- STATED PROBLEM -
Which lines hold the string "right"? Copy every one of them.

- SOURCE DATA -
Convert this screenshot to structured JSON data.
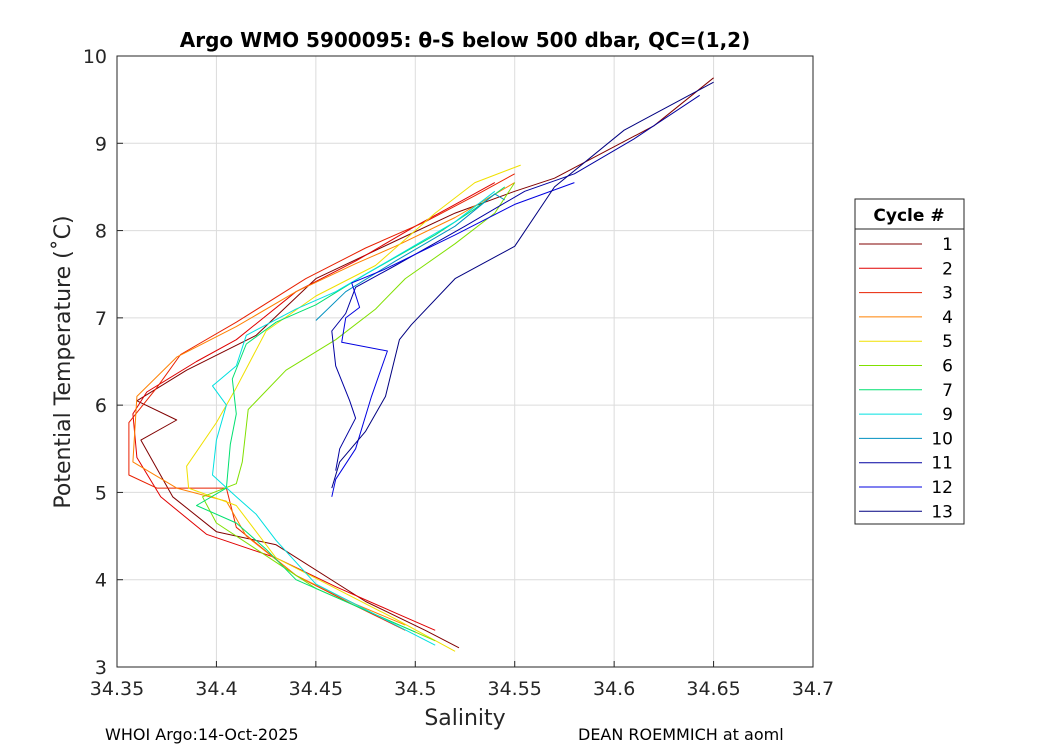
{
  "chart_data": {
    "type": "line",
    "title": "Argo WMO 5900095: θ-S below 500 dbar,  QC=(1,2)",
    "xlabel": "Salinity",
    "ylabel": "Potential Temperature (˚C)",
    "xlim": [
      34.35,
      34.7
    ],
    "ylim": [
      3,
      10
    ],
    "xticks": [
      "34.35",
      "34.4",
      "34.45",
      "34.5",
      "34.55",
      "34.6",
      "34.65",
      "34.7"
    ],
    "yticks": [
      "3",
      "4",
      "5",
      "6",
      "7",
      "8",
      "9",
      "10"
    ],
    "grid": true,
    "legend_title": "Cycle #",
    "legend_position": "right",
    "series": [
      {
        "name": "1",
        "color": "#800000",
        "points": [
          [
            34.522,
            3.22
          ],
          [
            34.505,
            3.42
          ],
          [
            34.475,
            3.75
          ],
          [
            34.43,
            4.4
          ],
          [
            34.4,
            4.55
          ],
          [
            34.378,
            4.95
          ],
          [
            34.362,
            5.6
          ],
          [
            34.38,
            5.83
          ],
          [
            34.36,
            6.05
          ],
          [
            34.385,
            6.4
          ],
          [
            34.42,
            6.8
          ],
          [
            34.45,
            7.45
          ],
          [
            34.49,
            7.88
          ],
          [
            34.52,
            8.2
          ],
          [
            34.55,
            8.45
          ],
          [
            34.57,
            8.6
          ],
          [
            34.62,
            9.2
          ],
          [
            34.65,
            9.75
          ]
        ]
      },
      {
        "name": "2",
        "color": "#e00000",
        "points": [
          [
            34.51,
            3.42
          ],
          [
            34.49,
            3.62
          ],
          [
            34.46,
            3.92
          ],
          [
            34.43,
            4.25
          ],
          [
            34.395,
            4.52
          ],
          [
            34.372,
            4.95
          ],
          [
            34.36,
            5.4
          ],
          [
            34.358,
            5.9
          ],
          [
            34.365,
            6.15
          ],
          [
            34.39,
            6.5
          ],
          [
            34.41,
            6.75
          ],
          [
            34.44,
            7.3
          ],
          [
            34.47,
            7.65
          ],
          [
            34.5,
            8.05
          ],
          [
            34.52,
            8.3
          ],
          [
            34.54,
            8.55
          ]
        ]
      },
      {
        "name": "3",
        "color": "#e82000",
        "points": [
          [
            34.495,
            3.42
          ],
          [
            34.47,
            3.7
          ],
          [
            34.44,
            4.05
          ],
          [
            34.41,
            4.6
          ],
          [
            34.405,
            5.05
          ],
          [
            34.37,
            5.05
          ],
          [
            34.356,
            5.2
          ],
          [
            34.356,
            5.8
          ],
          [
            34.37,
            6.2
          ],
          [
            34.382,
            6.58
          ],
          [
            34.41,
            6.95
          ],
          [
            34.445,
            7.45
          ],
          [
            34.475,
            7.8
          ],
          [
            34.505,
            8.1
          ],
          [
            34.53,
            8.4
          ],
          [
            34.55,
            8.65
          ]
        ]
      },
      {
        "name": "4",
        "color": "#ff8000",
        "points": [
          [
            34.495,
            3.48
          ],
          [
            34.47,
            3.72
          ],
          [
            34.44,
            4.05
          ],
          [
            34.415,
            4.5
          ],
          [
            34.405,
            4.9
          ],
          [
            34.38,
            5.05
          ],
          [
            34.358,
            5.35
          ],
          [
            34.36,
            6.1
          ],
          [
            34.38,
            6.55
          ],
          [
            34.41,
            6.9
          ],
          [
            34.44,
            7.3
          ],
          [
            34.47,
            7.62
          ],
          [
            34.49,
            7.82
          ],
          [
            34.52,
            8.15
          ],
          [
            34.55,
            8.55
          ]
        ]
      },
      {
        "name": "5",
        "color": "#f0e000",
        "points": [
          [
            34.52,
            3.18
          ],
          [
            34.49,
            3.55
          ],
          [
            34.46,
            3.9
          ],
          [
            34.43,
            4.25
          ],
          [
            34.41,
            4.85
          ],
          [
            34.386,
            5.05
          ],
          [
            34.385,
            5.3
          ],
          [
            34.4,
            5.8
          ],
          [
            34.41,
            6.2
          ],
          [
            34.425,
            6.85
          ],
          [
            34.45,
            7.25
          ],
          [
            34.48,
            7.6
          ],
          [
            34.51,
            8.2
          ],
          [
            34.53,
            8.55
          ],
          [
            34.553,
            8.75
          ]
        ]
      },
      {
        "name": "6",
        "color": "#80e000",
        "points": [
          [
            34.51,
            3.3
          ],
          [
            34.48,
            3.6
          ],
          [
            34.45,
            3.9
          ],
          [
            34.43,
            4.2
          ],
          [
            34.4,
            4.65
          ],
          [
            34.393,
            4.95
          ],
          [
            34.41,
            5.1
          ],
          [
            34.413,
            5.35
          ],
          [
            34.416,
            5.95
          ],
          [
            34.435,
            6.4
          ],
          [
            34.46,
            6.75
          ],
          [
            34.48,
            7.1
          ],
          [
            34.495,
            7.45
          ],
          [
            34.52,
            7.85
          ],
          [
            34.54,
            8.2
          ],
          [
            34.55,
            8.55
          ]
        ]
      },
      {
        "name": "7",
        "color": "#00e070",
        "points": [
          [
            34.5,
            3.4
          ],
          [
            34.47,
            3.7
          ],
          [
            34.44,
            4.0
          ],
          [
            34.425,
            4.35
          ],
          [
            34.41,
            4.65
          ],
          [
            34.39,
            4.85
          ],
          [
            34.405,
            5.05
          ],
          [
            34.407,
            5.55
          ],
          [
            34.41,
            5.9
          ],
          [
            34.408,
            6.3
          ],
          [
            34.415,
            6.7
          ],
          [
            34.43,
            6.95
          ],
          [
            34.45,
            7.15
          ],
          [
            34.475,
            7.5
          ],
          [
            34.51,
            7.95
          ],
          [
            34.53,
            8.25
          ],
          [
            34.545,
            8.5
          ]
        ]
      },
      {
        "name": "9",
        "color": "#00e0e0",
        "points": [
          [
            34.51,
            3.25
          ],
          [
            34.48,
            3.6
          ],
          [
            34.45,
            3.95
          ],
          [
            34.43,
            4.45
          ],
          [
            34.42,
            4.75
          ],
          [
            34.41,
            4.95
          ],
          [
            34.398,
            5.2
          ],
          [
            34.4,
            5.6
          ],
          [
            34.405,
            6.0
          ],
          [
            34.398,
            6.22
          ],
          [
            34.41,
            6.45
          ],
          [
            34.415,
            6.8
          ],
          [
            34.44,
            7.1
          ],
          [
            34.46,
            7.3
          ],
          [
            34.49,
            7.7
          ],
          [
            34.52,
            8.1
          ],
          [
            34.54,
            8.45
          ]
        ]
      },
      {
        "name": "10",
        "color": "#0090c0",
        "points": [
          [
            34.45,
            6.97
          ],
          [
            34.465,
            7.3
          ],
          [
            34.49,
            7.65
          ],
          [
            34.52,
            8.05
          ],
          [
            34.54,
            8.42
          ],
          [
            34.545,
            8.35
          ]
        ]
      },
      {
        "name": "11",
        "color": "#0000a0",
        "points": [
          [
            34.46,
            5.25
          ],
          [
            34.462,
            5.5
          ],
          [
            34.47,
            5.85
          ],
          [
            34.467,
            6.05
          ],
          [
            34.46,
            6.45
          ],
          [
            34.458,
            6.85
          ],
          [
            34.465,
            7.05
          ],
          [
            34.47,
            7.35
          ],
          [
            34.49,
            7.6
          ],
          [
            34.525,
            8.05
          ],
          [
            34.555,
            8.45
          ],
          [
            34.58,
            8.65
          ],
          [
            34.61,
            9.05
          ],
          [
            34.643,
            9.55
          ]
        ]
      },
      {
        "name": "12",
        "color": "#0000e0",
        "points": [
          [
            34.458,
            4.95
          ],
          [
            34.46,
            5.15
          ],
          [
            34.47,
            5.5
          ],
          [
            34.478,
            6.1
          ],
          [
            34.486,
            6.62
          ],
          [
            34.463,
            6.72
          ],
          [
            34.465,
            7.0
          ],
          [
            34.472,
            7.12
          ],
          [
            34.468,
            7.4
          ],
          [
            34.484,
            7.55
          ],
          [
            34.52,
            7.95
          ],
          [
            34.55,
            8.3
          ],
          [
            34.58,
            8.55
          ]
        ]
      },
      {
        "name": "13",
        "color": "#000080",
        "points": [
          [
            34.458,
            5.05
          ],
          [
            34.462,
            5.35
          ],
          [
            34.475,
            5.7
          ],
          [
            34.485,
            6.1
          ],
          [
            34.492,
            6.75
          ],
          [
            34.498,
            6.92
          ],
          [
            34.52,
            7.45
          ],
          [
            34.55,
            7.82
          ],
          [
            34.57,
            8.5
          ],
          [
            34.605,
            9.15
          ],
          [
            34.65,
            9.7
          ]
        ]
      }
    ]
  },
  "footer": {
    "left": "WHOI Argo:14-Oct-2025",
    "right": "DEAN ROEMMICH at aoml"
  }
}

- OUTPUT BELOW -
    "legend_position": "right",
    "right": "DEAN ROEMMICH at aoml"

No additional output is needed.